* _Requirements_:
List each line of the data that holds the string "mecanismos", please.

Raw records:
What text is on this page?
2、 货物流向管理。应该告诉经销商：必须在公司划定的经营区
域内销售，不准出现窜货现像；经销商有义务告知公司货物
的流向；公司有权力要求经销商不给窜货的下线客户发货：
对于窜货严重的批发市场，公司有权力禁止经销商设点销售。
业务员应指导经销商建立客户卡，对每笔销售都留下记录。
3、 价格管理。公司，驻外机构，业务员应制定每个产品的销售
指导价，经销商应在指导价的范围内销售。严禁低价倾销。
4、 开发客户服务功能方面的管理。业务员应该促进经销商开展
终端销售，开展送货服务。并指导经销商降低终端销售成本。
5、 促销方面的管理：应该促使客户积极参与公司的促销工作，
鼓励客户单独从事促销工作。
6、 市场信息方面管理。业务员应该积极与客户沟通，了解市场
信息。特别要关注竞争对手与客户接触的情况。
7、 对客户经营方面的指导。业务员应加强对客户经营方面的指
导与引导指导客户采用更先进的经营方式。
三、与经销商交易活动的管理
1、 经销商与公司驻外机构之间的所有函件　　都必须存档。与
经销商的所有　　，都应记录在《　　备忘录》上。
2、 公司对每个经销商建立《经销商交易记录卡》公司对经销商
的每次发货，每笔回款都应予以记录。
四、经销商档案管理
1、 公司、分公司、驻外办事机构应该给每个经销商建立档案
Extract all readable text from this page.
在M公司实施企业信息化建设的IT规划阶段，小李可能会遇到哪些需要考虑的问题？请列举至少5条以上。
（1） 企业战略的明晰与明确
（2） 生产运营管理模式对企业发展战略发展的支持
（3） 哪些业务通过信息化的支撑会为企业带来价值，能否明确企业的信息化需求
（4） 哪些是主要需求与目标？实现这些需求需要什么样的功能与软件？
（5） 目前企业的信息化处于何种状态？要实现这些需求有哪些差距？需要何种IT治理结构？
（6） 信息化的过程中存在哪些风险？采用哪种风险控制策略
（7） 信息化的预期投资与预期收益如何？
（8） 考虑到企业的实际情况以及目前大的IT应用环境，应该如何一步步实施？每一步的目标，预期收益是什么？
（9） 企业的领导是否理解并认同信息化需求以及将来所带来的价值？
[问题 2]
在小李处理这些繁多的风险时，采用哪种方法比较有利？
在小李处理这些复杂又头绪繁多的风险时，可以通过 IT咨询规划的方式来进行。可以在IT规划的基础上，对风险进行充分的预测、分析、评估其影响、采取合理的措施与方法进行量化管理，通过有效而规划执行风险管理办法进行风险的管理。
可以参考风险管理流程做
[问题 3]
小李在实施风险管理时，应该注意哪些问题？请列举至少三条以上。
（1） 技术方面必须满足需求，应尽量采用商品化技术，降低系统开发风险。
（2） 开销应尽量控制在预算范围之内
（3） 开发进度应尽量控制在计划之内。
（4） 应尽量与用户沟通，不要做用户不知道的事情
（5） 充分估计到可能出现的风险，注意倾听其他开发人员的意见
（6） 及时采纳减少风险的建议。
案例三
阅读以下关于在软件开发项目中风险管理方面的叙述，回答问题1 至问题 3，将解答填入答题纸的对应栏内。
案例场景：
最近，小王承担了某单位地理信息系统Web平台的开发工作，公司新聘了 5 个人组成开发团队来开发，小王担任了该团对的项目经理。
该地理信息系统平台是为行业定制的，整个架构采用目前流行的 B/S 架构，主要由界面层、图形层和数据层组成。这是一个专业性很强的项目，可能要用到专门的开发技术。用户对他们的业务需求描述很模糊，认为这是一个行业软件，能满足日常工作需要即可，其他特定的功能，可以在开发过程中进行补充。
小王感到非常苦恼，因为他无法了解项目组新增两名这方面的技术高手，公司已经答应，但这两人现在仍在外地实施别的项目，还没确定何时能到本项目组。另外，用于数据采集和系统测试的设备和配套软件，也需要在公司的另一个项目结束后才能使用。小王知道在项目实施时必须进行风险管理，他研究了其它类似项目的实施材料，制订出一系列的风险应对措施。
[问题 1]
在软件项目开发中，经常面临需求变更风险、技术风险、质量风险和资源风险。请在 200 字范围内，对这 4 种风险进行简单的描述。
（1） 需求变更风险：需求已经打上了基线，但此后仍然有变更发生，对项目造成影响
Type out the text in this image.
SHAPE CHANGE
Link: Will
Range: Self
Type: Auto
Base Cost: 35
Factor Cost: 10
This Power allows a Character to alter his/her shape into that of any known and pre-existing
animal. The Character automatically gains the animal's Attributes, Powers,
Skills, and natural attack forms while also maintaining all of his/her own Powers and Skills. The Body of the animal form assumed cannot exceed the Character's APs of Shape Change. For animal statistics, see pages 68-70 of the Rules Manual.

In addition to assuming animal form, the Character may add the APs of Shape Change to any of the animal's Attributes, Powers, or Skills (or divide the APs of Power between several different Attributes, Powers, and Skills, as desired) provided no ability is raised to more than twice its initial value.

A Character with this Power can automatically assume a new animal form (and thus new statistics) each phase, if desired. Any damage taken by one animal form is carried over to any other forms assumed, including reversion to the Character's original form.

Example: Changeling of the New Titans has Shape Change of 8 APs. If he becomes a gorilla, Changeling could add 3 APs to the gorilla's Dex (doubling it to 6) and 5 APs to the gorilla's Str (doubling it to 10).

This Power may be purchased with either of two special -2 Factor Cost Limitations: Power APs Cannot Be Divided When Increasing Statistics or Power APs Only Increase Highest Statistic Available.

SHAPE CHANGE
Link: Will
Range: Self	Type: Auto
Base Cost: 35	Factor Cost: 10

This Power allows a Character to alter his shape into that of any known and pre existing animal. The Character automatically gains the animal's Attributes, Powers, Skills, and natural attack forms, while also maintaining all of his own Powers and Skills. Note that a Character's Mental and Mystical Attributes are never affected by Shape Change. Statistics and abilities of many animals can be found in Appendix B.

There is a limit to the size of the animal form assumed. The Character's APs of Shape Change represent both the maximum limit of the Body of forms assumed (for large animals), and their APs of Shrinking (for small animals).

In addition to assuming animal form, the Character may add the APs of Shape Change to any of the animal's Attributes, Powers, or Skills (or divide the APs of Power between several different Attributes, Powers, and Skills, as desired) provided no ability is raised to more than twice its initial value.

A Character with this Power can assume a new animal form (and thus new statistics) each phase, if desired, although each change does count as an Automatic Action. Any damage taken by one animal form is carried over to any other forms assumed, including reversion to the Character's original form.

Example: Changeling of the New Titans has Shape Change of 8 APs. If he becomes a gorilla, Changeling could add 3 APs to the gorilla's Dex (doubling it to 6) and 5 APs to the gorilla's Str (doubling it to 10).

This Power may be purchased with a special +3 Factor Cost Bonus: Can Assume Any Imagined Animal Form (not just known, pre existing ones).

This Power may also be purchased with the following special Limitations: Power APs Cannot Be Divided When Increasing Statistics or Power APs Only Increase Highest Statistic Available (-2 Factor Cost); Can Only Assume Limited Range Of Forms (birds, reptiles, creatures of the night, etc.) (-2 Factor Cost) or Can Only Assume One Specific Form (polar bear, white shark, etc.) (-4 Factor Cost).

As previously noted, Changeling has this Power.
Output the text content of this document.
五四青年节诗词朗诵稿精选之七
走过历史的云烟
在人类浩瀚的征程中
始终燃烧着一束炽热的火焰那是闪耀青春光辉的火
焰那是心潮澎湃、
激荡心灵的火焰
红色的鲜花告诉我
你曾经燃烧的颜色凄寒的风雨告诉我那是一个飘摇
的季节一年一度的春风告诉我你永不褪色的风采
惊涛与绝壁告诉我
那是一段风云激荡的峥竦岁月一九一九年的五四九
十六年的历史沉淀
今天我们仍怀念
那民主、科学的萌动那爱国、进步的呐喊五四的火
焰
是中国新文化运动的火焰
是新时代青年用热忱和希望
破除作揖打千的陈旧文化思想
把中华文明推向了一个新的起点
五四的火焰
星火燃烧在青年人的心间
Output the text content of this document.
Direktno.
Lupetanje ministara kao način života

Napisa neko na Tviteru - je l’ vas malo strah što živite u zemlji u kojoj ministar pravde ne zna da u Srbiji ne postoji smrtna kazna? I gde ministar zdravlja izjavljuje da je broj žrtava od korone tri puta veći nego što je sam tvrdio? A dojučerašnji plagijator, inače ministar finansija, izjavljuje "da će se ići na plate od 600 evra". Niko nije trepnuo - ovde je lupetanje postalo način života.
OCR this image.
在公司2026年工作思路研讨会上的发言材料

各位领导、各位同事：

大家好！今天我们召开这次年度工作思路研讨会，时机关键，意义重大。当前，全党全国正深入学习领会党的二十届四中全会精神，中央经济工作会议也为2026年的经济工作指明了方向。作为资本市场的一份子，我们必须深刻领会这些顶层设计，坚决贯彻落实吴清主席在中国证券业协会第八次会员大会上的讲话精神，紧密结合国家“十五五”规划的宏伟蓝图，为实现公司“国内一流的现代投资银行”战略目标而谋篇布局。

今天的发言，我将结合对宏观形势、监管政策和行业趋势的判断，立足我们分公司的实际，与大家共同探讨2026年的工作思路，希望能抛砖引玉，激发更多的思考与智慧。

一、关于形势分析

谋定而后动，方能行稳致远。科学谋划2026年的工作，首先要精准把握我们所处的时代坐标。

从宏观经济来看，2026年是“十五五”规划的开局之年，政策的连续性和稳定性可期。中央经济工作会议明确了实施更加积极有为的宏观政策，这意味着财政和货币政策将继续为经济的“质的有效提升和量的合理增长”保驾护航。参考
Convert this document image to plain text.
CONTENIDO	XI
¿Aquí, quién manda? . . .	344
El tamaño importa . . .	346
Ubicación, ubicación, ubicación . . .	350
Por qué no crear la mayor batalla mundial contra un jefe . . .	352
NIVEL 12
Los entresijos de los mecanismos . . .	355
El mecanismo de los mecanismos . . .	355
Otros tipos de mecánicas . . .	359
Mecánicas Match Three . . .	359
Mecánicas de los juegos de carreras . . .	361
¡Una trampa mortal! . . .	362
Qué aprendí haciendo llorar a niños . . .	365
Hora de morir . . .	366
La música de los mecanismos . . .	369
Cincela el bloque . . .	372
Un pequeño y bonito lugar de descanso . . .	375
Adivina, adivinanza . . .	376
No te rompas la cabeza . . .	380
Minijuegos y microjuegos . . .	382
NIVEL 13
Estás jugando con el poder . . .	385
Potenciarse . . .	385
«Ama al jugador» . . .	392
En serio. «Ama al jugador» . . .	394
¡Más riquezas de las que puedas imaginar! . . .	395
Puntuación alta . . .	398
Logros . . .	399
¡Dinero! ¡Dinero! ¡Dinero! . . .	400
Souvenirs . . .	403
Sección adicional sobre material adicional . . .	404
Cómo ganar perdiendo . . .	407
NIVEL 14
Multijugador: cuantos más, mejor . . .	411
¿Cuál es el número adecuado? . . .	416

* _Problem solution_:
Los entresijos de los mecanismos . . .	355
El mecanismo de los mecanismos . . .	355
La música de los mecanismos . . .	369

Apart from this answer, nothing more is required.